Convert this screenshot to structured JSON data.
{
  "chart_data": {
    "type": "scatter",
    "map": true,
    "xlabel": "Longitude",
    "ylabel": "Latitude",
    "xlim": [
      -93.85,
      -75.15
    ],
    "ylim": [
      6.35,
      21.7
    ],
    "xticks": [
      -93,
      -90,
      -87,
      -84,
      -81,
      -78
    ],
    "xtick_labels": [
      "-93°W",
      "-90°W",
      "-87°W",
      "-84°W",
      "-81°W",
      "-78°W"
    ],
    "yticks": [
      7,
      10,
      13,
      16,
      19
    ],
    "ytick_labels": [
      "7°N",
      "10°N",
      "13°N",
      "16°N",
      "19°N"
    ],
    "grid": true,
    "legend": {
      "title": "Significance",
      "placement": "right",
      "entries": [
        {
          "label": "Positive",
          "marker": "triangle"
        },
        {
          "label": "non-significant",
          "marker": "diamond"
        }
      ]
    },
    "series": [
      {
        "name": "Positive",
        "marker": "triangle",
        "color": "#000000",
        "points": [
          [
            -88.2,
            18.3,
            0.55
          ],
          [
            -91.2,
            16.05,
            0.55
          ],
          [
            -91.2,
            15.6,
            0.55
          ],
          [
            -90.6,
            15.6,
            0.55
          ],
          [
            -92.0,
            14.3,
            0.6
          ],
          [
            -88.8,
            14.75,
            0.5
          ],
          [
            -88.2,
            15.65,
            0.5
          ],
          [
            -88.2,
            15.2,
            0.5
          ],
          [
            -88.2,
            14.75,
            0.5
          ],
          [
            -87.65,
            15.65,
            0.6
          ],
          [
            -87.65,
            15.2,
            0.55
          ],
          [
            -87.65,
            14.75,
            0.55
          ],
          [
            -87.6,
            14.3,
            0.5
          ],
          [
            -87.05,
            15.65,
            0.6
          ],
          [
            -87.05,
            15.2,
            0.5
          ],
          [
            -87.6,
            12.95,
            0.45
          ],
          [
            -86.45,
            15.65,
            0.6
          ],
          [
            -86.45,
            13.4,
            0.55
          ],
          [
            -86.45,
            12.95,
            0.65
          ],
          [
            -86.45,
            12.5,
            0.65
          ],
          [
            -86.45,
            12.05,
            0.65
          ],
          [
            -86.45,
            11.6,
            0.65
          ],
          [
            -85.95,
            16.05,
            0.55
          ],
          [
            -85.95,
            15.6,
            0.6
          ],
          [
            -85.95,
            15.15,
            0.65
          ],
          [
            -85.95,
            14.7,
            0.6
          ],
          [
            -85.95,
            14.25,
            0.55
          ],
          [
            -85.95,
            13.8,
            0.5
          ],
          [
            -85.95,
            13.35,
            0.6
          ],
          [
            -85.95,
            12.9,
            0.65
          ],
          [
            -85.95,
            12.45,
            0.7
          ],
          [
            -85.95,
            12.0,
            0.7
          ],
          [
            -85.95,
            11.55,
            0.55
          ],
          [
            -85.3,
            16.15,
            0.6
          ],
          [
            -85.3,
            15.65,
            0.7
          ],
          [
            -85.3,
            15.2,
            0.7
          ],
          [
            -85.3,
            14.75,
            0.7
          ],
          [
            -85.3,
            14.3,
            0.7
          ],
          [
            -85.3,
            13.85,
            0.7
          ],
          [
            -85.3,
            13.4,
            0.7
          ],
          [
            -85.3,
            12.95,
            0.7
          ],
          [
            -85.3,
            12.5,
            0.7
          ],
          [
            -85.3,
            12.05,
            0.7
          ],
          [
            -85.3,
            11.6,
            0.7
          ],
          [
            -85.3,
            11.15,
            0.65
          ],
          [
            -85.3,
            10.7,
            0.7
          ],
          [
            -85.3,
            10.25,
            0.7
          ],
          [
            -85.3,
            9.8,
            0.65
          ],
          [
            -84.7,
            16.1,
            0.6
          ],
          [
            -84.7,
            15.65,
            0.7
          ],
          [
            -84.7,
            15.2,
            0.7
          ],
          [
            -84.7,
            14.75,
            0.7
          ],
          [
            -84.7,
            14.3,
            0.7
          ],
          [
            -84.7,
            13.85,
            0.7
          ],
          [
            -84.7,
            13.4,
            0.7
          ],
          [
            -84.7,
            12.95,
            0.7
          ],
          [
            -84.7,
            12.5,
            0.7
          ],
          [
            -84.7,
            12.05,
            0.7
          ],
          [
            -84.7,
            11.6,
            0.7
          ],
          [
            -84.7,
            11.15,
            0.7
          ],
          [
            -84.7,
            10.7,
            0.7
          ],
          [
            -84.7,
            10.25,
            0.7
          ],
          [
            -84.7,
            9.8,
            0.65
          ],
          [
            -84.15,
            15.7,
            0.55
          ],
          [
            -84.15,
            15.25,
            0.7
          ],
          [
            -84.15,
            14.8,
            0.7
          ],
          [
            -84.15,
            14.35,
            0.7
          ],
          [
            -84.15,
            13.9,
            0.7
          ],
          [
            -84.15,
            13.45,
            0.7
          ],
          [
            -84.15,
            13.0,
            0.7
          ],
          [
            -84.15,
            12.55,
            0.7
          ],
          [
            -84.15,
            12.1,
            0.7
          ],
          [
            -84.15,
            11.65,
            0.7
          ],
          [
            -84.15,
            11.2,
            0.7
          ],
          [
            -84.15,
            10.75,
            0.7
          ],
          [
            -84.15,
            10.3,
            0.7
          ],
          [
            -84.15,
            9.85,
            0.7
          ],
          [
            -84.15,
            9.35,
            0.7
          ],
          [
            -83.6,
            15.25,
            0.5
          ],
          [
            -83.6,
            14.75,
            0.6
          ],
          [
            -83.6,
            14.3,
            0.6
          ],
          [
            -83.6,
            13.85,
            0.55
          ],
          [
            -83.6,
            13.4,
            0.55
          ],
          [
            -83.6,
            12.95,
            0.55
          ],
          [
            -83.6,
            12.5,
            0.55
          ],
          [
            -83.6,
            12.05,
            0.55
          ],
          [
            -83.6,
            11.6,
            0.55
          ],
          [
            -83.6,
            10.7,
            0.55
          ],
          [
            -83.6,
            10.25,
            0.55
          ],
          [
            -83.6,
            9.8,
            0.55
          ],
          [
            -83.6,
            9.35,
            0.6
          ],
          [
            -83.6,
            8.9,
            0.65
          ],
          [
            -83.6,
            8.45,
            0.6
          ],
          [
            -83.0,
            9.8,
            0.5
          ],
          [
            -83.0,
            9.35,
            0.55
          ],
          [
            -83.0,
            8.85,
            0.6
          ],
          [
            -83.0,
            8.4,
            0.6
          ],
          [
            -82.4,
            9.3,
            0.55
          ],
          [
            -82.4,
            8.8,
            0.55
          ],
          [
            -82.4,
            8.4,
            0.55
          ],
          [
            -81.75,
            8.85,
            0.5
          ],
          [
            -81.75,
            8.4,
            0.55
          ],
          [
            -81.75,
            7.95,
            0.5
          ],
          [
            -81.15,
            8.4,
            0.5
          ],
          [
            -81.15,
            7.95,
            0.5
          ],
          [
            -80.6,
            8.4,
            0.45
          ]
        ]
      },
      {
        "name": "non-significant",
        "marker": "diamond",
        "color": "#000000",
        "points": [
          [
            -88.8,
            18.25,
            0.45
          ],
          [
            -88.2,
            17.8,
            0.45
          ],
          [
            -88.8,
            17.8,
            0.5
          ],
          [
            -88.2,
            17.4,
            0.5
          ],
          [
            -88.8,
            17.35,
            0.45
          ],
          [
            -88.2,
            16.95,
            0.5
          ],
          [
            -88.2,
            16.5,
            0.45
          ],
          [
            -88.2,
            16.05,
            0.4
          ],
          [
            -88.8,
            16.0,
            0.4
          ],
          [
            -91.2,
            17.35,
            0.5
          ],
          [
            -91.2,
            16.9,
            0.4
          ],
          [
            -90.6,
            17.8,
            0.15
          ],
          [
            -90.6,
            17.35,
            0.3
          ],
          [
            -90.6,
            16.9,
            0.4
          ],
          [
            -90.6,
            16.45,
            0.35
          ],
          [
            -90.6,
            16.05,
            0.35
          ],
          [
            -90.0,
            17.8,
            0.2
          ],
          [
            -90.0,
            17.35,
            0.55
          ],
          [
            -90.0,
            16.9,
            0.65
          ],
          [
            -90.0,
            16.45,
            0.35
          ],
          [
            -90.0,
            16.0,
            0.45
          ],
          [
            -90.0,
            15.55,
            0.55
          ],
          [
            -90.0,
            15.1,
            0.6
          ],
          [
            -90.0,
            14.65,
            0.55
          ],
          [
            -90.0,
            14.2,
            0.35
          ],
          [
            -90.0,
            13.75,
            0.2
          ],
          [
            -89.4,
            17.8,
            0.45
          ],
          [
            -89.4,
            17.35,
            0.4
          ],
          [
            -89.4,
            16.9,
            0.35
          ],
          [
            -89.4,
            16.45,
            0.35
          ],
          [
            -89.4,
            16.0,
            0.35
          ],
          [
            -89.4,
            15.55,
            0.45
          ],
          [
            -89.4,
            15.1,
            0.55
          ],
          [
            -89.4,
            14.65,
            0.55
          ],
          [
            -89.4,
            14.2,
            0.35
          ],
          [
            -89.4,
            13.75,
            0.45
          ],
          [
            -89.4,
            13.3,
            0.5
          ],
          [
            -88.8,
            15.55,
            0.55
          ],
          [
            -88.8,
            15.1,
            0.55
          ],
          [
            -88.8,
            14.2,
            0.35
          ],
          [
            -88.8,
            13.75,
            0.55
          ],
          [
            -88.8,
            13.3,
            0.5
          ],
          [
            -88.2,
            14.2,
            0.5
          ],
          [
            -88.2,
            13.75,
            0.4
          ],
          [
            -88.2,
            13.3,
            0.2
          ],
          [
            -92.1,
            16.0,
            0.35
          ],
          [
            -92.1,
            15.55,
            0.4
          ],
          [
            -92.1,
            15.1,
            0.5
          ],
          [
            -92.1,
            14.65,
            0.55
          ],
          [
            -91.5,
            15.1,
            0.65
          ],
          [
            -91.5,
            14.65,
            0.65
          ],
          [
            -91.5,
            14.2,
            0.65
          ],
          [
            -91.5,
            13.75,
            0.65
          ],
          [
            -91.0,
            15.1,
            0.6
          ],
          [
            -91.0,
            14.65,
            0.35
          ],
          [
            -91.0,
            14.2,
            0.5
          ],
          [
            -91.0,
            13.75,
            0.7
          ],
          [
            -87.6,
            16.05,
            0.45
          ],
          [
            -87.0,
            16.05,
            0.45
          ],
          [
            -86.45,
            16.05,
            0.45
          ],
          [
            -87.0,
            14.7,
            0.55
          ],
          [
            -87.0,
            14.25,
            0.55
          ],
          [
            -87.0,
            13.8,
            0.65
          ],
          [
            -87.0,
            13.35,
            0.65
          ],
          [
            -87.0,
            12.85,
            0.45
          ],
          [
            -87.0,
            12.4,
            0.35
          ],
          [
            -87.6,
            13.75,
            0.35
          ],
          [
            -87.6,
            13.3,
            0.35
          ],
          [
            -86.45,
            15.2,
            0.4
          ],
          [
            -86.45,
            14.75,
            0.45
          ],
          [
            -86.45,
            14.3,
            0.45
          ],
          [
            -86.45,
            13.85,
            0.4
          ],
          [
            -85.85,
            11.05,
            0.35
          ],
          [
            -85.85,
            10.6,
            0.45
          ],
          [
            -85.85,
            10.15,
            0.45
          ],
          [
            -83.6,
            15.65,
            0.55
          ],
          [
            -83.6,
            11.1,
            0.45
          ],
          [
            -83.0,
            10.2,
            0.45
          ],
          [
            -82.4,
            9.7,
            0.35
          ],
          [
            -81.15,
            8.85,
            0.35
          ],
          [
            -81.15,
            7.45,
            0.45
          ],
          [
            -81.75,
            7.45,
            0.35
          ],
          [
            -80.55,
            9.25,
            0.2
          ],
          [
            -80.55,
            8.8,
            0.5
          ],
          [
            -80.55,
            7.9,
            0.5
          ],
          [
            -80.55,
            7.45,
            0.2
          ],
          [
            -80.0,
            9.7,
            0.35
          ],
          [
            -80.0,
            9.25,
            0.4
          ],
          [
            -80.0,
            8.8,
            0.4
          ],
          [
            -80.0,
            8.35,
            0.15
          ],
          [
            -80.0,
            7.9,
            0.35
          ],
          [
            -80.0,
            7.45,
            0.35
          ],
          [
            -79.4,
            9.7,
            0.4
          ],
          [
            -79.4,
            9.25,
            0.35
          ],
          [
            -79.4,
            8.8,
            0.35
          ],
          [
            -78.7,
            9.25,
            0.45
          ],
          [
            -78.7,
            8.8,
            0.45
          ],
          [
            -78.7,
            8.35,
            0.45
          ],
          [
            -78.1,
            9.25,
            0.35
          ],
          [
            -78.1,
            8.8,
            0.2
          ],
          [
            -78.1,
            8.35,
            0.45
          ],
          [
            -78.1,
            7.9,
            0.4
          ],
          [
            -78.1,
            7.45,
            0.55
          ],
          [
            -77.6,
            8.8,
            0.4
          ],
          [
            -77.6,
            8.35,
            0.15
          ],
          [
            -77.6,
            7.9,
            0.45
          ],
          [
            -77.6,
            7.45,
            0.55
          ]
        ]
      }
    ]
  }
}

_Your instructions:_ How many lines of these entries contain the string "marker"? Reply with the number alone.

_Output for this task:_ 4